Collected data
>>>>
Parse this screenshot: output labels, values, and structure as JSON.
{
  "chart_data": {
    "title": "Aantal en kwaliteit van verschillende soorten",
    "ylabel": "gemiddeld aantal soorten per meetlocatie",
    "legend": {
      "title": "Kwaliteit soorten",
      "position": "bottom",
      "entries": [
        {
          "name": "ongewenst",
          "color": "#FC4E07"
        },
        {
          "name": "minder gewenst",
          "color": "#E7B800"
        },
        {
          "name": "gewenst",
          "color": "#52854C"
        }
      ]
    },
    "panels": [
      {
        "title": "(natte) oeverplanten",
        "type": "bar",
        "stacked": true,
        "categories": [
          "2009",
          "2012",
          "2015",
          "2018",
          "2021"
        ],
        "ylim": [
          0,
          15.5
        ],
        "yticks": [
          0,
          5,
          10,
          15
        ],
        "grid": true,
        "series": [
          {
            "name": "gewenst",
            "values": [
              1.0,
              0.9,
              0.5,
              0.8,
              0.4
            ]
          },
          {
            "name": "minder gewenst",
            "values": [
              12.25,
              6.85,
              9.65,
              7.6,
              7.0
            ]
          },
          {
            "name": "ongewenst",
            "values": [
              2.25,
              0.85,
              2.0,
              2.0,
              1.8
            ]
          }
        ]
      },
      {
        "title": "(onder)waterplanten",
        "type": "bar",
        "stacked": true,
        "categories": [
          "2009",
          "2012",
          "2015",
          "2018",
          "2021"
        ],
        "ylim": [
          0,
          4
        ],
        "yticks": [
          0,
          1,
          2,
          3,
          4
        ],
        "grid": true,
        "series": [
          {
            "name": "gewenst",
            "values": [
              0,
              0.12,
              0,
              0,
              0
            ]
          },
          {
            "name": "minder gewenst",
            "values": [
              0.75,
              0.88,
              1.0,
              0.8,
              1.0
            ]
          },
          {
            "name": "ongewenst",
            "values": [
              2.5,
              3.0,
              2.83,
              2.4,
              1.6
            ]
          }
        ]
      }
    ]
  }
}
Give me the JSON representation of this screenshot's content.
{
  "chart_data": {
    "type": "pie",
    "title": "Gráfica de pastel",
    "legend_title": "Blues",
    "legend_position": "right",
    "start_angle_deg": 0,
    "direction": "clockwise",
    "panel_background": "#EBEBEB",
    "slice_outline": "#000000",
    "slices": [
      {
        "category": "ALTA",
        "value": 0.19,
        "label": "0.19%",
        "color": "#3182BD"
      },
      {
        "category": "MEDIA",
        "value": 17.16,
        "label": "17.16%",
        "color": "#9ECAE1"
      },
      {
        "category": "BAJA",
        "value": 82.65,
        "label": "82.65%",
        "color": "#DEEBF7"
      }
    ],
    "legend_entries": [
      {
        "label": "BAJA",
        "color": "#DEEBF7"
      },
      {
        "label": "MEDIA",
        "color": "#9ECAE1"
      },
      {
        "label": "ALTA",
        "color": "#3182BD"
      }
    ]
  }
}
<<<<
→ **TO BE DONE**
Repeat all of the entries exactly.

→ **FINISHED TASK**
Parse this screenshot: output labels, values, and structure as JSON.
{
  "chart_data": {
    "title": "Aantal en kwaliteit van verschillende soorten",
    "ylabel": "gemiddeld aantal soorten per meetlocatie",
    "legend": {
      "title": "Kwaliteit soorten",
      "position": "bottom",
      "entries": [
        {
          "name": "ongewenst",
          "color": "#FC4E07"
        },
        {
          "name": "minder gewenst",
          "color": "#E7B800"
        },
        {
          "name": "gewenst",
          "color": "#52854C"
        }
      ]
    },
    "panels": [
      {
        "title": "(natte) oeverplanten",
        "type": "bar",
        "stacked": true,
        "categories": [
          "2009",
          "2012",
          "2015",
          "2018",
          "2021"
        ],
        "ylim": [
          0,
          15.5
        ],
        "yticks": [
          0,
          5,
          10,
          15
        ],
        "grid": true,
        "series": [
          {
            "name": "gewenst",
            "values": [
              1.0,
              0.9,
              0.5,
              0.8,
              0.4
            ]
          },
          {
            "name": "minder gewenst",
            "values": [
              12.25,
              6.85,
              9.65,
              7.6,
              7.0
            ]
          },
          {
            "name": "ongewenst",
            "values": [
              2.25,
              0.85,
              2.0,
              2.0,
              1.8
            ]
          }
        ]
      },
      {
        "title": "(onder)waterplanten",
        "type": "bar",
        "stacked": true,
        "categories": [
          "2009",
          "2012",
          "2015",
          "2018",
          "2021"
        ],
        "ylim": [
          0,
          4
        ],
        "yticks": [
          0,
          1,
          2,
          3,
          4
        ],
        "grid": true,
        "series": [
          {
            "name": "gewenst",
            "values": [
              0,
              0.12,
              0,
              0,
              0
            ]
          },
          {
            "name": "minder gewenst",
            "values": [
              0.75,
              0.88,
              1.0,
              0.8,
              1.0
            ]
          },
          {
            "name": "ongewenst",
            "values": [
              2.5,
              3.0,
              2.83,
              2.4,
              1.6
            ]
          }
        ]
      }
    ]
  }
}
Give me the JSON representation of this screenshot's content.
{
  "chart_data": {
    "type": "pie",
    "title": "Gráfica de pastel",
    "legend_title": "Blues",
    "legend_position": "right",
    "start_angle_deg": 0,
    "direction": "clockwise",
    "panel_background": "#EBEBEB",
    "slice_outline": "#000000",
    "slices": [
      {
        "category": "ALTA",
        "value": 0.19,
        "label": "0.19%",
        "color": "#3182BD"
      },
      {
        "category": "MEDIA",
        "value": 17.16,
        "label": "17.16%",
        "color": "#9ECAE1"
      },
      {
        "category": "BAJA",
        "value": 82.65,
        "label": "82.65%",
        "color": "#DEEBF7"
      }
    ],
    "legend_entries": [
      {
        "label": "BAJA",
        "color": "#DEEBF7"
      },
      {
        "label": "MEDIA",
        "color": "#9ECAE1"
      },
      {
        "label": "ALTA",
        "color": "#3182BD"
      }
    ]
  }
}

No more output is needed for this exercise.